===== RECORDS FOR THIS TASK =====
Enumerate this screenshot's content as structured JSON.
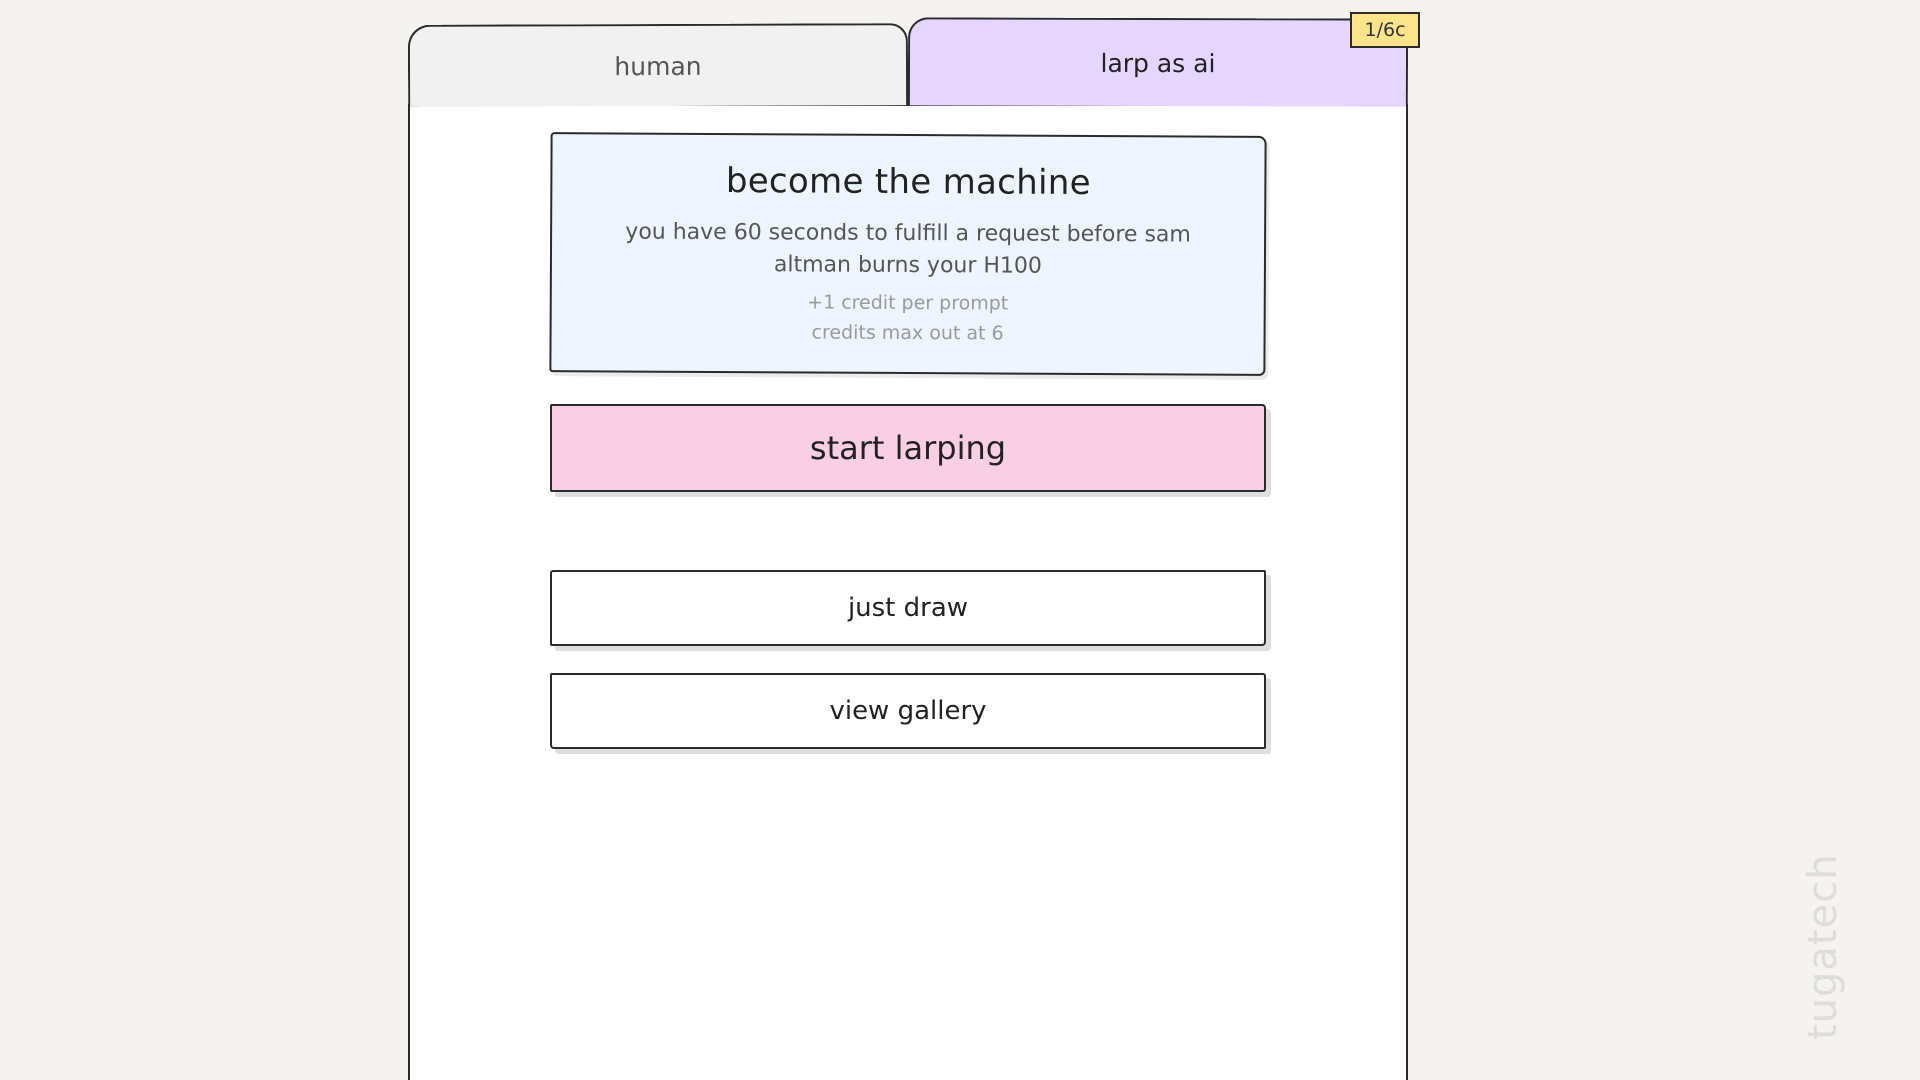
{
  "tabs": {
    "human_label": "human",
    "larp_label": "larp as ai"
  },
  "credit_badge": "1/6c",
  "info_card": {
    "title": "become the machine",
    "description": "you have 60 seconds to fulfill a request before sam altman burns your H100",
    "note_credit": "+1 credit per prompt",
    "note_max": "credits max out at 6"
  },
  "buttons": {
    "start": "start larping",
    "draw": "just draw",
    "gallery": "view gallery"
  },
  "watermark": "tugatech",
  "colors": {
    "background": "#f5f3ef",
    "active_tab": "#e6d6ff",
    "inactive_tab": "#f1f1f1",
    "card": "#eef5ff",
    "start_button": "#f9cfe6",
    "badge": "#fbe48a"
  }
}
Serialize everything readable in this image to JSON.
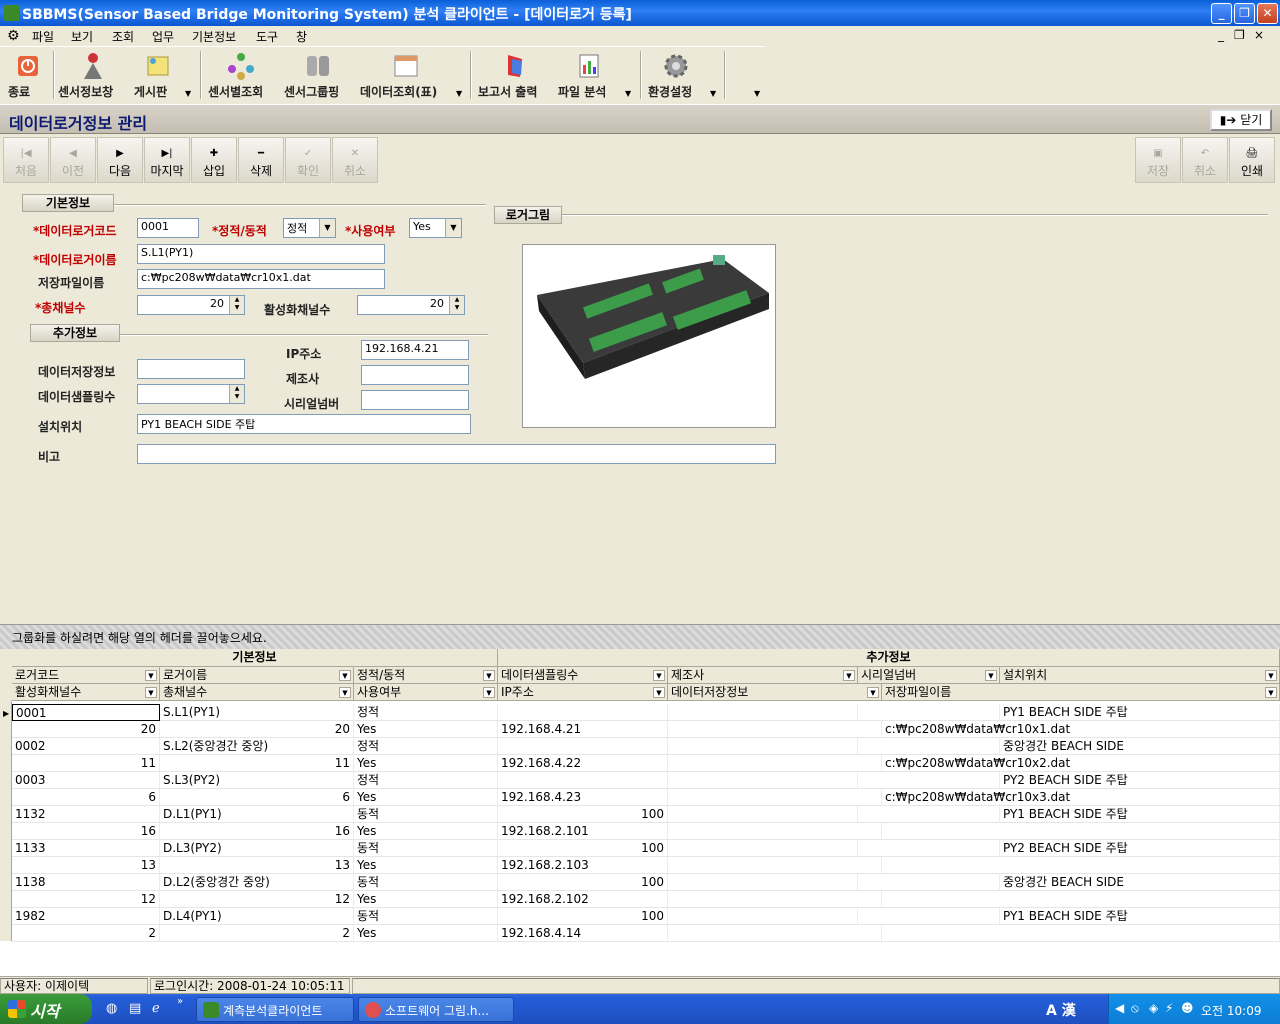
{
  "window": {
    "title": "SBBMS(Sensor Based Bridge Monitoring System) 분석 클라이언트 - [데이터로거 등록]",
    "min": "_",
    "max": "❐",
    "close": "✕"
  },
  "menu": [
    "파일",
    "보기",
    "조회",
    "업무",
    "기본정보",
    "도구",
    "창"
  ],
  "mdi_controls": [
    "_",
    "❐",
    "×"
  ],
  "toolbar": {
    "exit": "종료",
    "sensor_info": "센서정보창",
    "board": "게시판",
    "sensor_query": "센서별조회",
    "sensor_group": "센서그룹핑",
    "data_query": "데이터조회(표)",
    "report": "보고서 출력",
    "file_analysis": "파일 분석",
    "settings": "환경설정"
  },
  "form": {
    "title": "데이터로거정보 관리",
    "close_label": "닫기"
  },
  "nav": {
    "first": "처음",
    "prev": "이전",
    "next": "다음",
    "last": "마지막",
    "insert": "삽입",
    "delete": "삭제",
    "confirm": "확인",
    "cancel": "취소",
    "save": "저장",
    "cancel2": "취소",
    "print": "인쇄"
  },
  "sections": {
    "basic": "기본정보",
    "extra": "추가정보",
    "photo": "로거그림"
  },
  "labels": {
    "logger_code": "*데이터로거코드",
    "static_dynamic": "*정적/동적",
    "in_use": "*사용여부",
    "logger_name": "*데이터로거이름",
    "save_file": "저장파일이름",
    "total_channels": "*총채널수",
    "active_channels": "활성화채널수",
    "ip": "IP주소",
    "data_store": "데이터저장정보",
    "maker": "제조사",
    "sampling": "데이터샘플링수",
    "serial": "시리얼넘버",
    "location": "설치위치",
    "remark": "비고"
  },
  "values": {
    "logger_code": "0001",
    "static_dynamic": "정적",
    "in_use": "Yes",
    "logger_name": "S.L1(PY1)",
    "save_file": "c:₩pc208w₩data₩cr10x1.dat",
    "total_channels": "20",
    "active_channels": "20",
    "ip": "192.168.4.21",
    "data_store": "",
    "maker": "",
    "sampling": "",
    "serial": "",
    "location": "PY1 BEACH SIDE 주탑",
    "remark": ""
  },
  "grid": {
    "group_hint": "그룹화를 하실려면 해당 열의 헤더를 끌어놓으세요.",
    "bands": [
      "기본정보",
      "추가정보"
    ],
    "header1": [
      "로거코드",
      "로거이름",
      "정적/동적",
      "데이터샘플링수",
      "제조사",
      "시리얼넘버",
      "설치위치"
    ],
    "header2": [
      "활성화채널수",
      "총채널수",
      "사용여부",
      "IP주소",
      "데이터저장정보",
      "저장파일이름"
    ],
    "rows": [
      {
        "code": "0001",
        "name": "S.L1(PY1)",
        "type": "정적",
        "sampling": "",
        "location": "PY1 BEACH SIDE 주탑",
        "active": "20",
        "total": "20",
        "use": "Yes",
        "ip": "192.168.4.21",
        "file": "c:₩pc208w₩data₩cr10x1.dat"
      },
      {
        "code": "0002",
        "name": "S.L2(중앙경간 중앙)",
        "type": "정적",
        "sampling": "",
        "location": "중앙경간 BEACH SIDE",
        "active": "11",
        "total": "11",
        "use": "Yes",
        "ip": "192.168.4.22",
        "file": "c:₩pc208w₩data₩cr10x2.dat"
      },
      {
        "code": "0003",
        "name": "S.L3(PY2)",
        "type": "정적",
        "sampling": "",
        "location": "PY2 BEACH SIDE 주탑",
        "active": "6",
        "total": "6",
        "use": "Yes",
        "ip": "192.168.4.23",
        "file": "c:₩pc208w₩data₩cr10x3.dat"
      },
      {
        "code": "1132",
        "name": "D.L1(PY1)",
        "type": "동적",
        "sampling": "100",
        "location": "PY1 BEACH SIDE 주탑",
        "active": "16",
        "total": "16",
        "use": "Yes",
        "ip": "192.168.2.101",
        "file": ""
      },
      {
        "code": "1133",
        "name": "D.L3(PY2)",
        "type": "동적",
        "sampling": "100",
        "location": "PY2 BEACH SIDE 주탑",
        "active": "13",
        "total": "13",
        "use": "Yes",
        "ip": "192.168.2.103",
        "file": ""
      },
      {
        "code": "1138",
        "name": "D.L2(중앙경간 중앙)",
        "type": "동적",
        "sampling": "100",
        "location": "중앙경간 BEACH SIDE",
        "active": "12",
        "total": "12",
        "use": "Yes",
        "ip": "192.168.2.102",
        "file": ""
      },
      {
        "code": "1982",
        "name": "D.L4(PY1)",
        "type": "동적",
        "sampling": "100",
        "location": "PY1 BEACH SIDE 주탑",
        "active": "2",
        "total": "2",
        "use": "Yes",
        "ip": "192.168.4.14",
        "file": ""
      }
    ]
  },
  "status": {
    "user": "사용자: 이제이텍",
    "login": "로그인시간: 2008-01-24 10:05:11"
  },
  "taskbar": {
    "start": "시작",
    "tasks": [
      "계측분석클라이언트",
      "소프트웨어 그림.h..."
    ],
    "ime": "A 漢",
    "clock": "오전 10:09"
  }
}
=====
▶ **EXERCISE OBJECTIVE**: Extract, from the listing above, every line where the string "JSON" occurs.

▶ **SOLVED PROBLEM**:
Enumerate this screenshot's content as structured JSON.
Serialize everything readable in this image to JSON.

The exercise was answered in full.